◆ DATASET EXTRACT:
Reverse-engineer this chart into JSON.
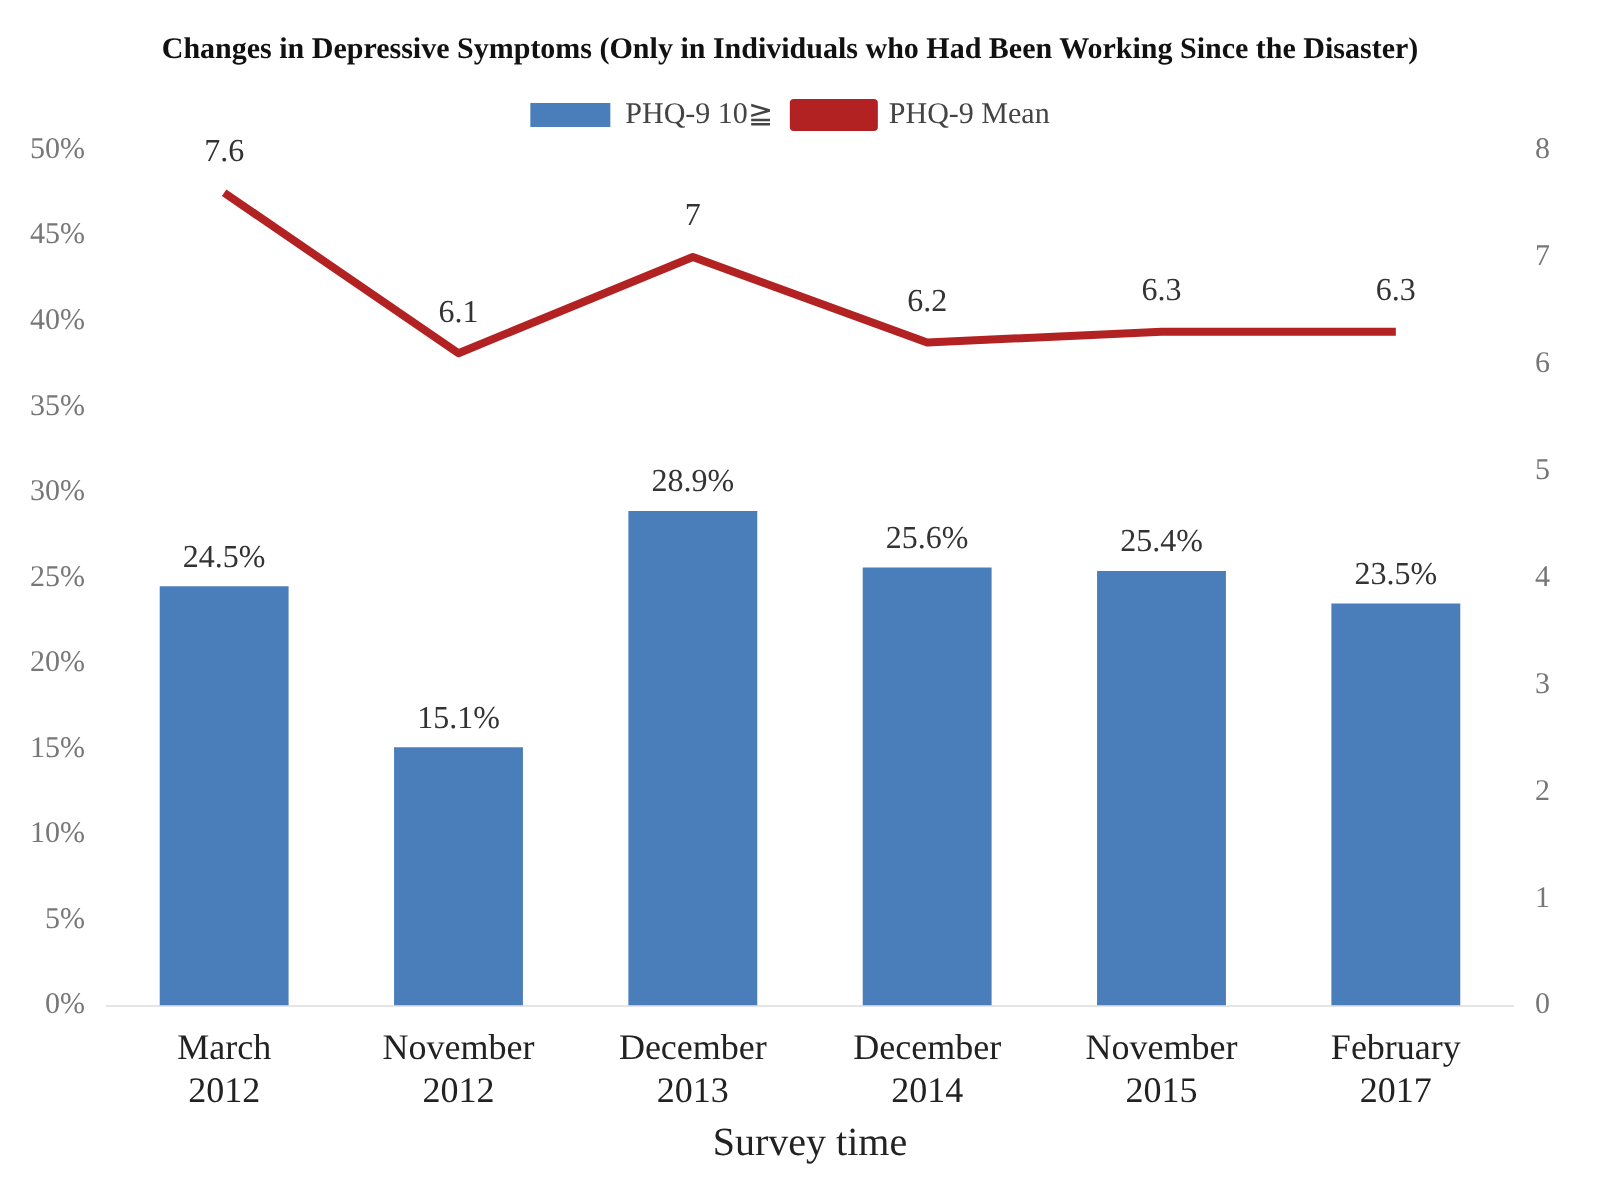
{
  "chart_data": {
    "type": "bar",
    "title": "Changes in Depressive Symptoms (Only in Individuals who Had Been Working Since the Disaster)",
    "xlabel": "Survey time",
    "categories": [
      "March 2012",
      "November 2012",
      "December 2013",
      "December 2014",
      "November 2015",
      "February 2017"
    ],
    "series": [
      {
        "name": "PHQ-9 10≧",
        "color": "#4a7ebb",
        "values": [
          24.5,
          15.1,
          28.9,
          25.6,
          25.4,
          23.5
        ],
        "value_labels": [
          "24.5%",
          "15.1%",
          "28.9%",
          "25.6%",
          "25.4%",
          "23.5%"
        ]
      },
      {
        "name": "PHQ-9 Mean",
        "type": "line",
        "axis": "y2",
        "color": "#b22222",
        "values": [
          7.6,
          6.1,
          7,
          6.2,
          6.3,
          6.3
        ],
        "value_labels": [
          "7.6",
          "6.1",
          "7",
          "6.2",
          "6.3",
          "6.3"
        ]
      }
    ],
    "ylim": [
      0,
      50
    ],
    "yticks": [
      {
        "value": 0,
        "label": "0%"
      },
      {
        "value": 5,
        "label": "5%"
      },
      {
        "value": 10,
        "label": "10%"
      },
      {
        "value": 15,
        "label": "15%"
      },
      {
        "value": 20,
        "label": "20%"
      },
      {
        "value": 25,
        "label": "25%"
      },
      {
        "value": 30,
        "label": "30%"
      },
      {
        "value": 35,
        "label": "35%"
      },
      {
        "value": 40,
        "label": "40%"
      },
      {
        "value": 45,
        "label": "45%"
      },
      {
        "value": 50,
        "label": "50%"
      }
    ],
    "y2lim": [
      0,
      8
    ],
    "y2ticks": [
      0,
      1,
      2,
      3,
      4,
      5,
      6,
      7,
      8
    ],
    "grid": false,
    "legend": "top",
    "marker": "none",
    "line_style": "solid"
  }
}
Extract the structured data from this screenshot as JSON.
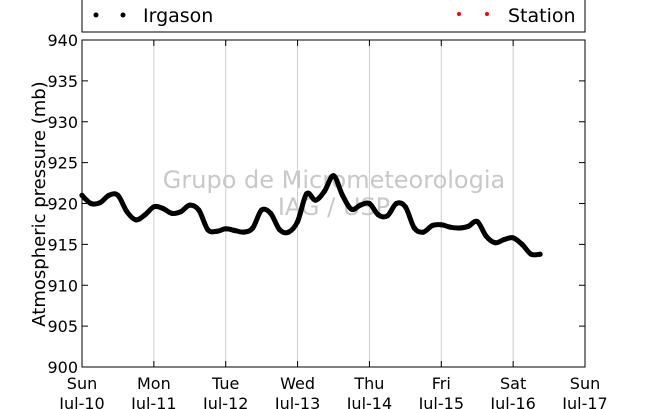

◆ INSTRUCTIONS FOR THE TASK: Reproduce all the records verbatim, excluding images.

◆ RESULT OF THE TASK:
Reverse-engineer this chart into JSON.
{
  "chart_data": {
    "type": "bar",
    "title": "Changes in Depressive Symptoms (Only in Individuals who Had Been Working Since the Disaster)",
    "xlabel": "Survey time",
    "categories": [
      "March 2012",
      "November 2012",
      "December 2013",
      "December 2014",
      "November 2015",
      "February 2017"
    ],
    "series": [
      {
        "name": "PHQ-9 10≧",
        "color": "#4a7ebb",
        "values": [
          24.5,
          15.1,
          28.9,
          25.6,
          25.4,
          23.5
        ],
        "value_labels": [
          "24.5%",
          "15.1%",
          "28.9%",
          "25.6%",
          "25.4%",
          "23.5%"
        ]
      },
      {
        "name": "PHQ-9 Mean",
        "type": "line",
        "axis": "y2",
        "color": "#b22222",
        "values": [
          7.6,
          6.1,
          7,
          6.2,
          6.3,
          6.3
        ],
        "value_labels": [
          "7.6",
          "6.1",
          "7",
          "6.2",
          "6.3",
          "6.3"
        ]
      }
    ],
    "ylim": [
      0,
      50
    ],
    "yticks": [
      {
        "value": 0,
        "label": "0%"
      },
      {
        "value": 5,
        "label": "5%"
      },
      {
        "value": 10,
        "label": "10%"
      },
      {
        "value": 15,
        "label": "15%"
      },
      {
        "value": 20,
        "label": "20%"
      },
      {
        "value": 25,
        "label": "25%"
      },
      {
        "value": 30,
        "label": "30%"
      },
      {
        "value": 35,
        "label": "35%"
      },
      {
        "value": 40,
        "label": "40%"
      },
      {
        "value": 45,
        "label": "45%"
      },
      {
        "value": 50,
        "label": "50%"
      }
    ],
    "y2lim": [
      0,
      8
    ],
    "y2ticks": [
      0,
      1,
      2,
      3,
      4,
      5,
      6,
      7,
      8
    ],
    "grid": false,
    "legend": "top",
    "marker": "none",
    "line_style": "solid"
  }
}
Extract the structured data from this screenshot as JSON.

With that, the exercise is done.